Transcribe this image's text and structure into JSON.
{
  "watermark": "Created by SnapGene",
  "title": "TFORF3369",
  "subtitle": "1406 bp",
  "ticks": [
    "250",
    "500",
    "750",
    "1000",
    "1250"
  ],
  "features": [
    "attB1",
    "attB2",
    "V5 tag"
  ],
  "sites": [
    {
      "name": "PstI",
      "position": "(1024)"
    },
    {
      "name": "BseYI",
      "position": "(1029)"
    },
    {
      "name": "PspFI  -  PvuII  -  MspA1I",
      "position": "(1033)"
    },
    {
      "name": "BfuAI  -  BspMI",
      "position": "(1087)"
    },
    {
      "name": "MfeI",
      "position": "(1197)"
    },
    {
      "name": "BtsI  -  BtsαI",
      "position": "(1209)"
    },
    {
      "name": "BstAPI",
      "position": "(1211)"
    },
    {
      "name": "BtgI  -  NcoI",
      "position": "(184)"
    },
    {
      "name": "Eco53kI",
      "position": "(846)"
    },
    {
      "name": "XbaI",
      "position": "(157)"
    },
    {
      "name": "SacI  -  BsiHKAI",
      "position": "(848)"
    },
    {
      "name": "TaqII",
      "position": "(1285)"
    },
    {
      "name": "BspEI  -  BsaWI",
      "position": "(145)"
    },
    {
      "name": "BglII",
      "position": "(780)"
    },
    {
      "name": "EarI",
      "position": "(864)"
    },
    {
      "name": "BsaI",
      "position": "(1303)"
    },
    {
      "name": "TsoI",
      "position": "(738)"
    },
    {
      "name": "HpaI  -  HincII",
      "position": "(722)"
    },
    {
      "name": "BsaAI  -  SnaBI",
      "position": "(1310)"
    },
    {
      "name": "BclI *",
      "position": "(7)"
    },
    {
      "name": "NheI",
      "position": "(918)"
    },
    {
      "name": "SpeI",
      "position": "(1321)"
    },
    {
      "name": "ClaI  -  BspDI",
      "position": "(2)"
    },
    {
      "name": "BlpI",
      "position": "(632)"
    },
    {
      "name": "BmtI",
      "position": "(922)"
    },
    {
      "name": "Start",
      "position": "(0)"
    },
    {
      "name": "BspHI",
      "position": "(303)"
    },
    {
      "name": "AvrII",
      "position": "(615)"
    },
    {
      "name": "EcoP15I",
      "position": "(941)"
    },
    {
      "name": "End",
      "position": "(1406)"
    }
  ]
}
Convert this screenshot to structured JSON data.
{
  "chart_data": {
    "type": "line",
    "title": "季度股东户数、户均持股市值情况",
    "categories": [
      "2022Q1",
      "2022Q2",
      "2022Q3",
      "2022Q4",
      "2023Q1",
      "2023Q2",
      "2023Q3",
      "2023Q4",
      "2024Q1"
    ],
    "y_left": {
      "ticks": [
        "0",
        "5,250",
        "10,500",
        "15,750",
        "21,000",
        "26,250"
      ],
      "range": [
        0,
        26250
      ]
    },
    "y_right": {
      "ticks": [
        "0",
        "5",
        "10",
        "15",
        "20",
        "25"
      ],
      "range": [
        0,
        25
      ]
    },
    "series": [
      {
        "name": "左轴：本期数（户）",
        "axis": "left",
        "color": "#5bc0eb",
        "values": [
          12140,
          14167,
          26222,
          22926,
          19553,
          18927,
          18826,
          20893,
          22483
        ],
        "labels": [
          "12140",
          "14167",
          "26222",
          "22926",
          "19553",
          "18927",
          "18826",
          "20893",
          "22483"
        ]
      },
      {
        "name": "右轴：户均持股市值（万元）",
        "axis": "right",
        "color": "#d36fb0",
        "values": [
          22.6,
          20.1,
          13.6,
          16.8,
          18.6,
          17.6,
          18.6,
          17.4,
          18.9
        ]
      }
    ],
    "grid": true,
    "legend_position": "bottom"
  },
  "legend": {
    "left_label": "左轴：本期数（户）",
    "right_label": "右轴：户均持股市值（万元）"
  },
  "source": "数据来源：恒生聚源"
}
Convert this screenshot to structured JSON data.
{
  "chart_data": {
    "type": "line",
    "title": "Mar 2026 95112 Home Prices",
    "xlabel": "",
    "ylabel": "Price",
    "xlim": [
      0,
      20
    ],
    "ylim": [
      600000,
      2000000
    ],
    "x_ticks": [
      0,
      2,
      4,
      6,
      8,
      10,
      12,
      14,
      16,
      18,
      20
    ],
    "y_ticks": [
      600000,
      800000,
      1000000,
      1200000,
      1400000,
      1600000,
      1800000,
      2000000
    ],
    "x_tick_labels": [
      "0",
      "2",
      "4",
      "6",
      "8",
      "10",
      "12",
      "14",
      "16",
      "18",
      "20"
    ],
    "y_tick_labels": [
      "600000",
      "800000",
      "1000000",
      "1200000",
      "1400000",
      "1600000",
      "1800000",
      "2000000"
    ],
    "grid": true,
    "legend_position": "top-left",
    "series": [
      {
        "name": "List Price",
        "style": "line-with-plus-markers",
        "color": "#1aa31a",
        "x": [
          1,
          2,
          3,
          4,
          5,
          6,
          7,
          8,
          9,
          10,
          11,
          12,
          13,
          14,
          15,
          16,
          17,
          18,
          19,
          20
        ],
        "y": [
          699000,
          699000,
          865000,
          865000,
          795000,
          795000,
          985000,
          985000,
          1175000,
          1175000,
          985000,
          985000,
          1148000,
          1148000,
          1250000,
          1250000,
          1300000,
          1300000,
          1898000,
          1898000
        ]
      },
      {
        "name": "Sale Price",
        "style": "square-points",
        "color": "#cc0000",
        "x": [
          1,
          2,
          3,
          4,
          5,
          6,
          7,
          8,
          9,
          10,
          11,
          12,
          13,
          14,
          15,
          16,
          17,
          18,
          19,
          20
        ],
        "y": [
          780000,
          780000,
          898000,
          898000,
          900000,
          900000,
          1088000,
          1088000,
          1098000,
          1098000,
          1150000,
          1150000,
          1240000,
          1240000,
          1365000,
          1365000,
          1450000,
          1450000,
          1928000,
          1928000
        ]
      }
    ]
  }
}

********************

* Directions for this task: Write every record out again, unaltered.

* Solution to the exercise:
Transcribe this image's text and structure into JSON.
{
  "watermark": "Created by SnapGene",
  "title": "TFORF3369",
  "subtitle": "1406 bp",
  "ticks": [
    "250",
    "500",
    "750",
    "1000",
    "1250"
  ],
  "features": [
    "attB1",
    "attB2",
    "V5 tag"
  ],
  "sites": [
    {
      "name": "PstI",
      "position": "(1024)"
    },
    {
      "name": "BseYI",
      "position": "(1029)"
    },
    {
      "name": "PspFI  -  PvuII  -  MspA1I",
      "position": "(1033)"
    },
    {
      "name": "BfuAI  -  BspMI",
      "position": "(1087)"
    },
    {
      "name": "MfeI",
      "position": "(1197)"
    },
    {
      "name": "BtsI  -  BtsαI",
      "position": "(1209)"
    },
    {
      "name": "BstAPI",
      "position": "(1211)"
    },
    {
      "name": "BtgI  -  NcoI",
      "position": "(184)"
    },
    {
      "name": "Eco53kI",
      "position": "(846)"
    },
    {
      "name": "XbaI",
      "position": "(157)"
    },
    {
      "name": "SacI  -  BsiHKAI",
      "position": "(848)"
    },
    {
      "name": "TaqII",
      "position": "(1285)"
    },
    {
      "name": "BspEI  -  BsaWI",
      "position": "(145)"
    },
    {
      "name": "BglII",
      "position": "(780)"
    },
    {
      "name": "EarI",
      "position": "(864)"
    },
    {
      "name": "BsaI",
      "position": "(1303)"
    },
    {
      "name": "TsoI",
      "position": "(738)"
    },
    {
      "name": "HpaI  -  HincII",
      "position": "(722)"
    },
    {
      "name": "BsaAI  -  SnaBI",
      "position": "(1310)"
    },
    {
      "name": "BclI *",
      "position": "(7)"
    },
    {
      "name": "NheI",
      "position": "(918)"
    },
    {
      "name": "SpeI",
      "position": "(1321)"
    },
    {
      "name": "ClaI  -  BspDI",
      "position": "(2)"
    },
    {
      "name": "BlpI",
      "position": "(632)"
    },
    {
      "name": "BmtI",
      "position": "(922)"
    },
    {
      "name": "Start",
      "position": "(0)"
    },
    {
      "name": "BspHI",
      "position": "(303)"
    },
    {
      "name": "AvrII",
      "position": "(615)"
    },
    {
      "name": "EcoP15I",
      "position": "(941)"
    },
    {
      "name": "End",
      "position": "(1406)"
    }
  ]
}
Convert this screenshot to structured JSON data.
{
  "chart_data": {
    "type": "line",
    "title": "季度股东户数、户均持股市值情况",
    "categories": [
      "2022Q1",
      "2022Q2",
      "2022Q3",
      "2022Q4",
      "2023Q1",
      "2023Q2",
      "2023Q3",
      "2023Q4",
      "2024Q1"
    ],
    "y_left": {
      "ticks": [
        "0",
        "5,250",
        "10,500",
        "15,750",
        "21,000",
        "26,250"
      ],
      "range": [
        0,
        26250
      ]
    },
    "y_right": {
      "ticks": [
        "0",
        "5",
        "10",
        "15",
        "20",
        "25"
      ],
      "range": [
        0,
        25
      ]
    },
    "series": [
      {
        "name": "左轴：本期数（户）",
        "axis": "left",
        "color": "#5bc0eb",
        "values": [
          12140,
          14167,
          26222,
          22926,
          19553,
          18927,
          18826,
          20893,
          22483
        ],
        "labels": [
          "12140",
          "14167",
          "26222",
          "22926",
          "19553",
          "18927",
          "18826",
          "20893",
          "22483"
        ]
      },
      {
        "name": "右轴：户均持股市值（万元）",
        "axis": "right",
        "color": "#d36fb0",
        "values": [
          22.6,
          20.1,
          13.6,
          16.8,
          18.6,
          17.6,
          18.6,
          17.4,
          18.9
        ]
      }
    ],
    "grid": true,
    "legend_position": "bottom"
  },
  "legend": {
    "left_label": "左轴：本期数（户）",
    "right_label": "右轴：户均持股市值（万元）"
  },
  "source": "数据来源：恒生聚源"
}
Convert this screenshot to structured JSON data.
{
  "chart_data": {
    "type": "line",
    "title": "Mar 2026 95112 Home Prices",
    "xlabel": "",
    "ylabel": "Price",
    "xlim": [
      0,
      20
    ],
    "ylim": [
      600000,
      2000000
    ],
    "x_ticks": [
      0,
      2,
      4,
      6,
      8,
      10,
      12,
      14,
      16,
      18,
      20
    ],
    "y_ticks": [
      600000,
      800000,
      1000000,
      1200000,
      1400000,
      1600000,
      1800000,
      2000000
    ],
    "x_tick_labels": [
      "0",
      "2",
      "4",
      "6",
      "8",
      "10",
      "12",
      "14",
      "16",
      "18",
      "20"
    ],
    "y_tick_labels": [
      "600000",
      "800000",
      "1000000",
      "1200000",
      "1400000",
      "1600000",
      "1800000",
      "2000000"
    ],
    "grid": true,
    "legend_position": "top-left",
    "series": [
      {
        "name": "List Price",
        "style": "line-with-plus-markers",
        "color": "#1aa31a",
        "x": [
          1,
          2,
          3,
          4,
          5,
          6,
          7,
          8,
          9,
          10,
          11,
          12,
          13,
          14,
          15,
          16,
          17,
          18,
          19,
          20
        ],
        "y": [
          699000,
          699000,
          865000,
          865000,
          795000,
          795000,
          985000,
          985000,
          1175000,
          1175000,
          985000,
          985000,
          1148000,
          1148000,
          1250000,
          1250000,
          1300000,
          1300000,
          1898000,
          1898000
        ]
      },
      {
        "name": "Sale Price",
        "style": "square-points",
        "color": "#cc0000",
        "x": [
          1,
          2,
          3,
          4,
          5,
          6,
          7,
          8,
          9,
          10,
          11,
          12,
          13,
          14,
          15,
          16,
          17,
          18,
          19,
          20
        ],
        "y": [
          780000,
          780000,
          898000,
          898000,
          900000,
          900000,
          1088000,
          1088000,
          1098000,
          1098000,
          1150000,
          1150000,
          1240000,
          1240000,
          1365000,
          1365000,
          1450000,
          1450000,
          1928000,
          1928000
        ]
      }
    ]
  }
}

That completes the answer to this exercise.